# EXERCISE AIM
Copy each line of the entries that contains the word "luci".

--- BEGIN DATA PROVIDED ---

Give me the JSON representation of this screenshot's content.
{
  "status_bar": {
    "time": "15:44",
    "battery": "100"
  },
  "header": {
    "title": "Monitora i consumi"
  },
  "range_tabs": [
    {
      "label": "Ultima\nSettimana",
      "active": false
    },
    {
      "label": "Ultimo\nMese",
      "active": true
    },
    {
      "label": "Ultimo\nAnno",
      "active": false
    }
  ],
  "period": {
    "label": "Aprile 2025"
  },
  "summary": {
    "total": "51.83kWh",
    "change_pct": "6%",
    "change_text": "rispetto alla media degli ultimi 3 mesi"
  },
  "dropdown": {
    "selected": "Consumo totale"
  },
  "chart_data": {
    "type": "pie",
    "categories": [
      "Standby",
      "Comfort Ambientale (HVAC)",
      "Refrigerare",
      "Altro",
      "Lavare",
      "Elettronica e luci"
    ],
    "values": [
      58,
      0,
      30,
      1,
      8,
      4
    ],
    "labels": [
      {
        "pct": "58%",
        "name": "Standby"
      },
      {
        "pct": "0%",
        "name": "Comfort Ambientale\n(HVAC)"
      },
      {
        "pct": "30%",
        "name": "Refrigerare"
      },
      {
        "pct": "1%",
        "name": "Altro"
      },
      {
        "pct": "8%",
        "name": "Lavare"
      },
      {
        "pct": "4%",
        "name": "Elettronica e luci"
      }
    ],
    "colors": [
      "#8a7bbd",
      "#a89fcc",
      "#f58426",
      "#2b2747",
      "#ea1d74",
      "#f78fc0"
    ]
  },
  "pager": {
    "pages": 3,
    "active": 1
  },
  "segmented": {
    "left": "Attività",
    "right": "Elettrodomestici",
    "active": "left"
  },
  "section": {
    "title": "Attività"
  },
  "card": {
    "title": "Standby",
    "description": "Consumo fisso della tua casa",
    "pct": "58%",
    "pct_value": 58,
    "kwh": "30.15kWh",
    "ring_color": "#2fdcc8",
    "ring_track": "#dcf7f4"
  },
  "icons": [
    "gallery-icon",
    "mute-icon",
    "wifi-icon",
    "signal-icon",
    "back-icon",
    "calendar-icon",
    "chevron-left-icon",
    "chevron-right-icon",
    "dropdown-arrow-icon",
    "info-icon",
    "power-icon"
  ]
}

--- END DATA PROVIDED ---

# THE REPLY
      "Elettronica e luci"
        "name": "Elettronica e luci"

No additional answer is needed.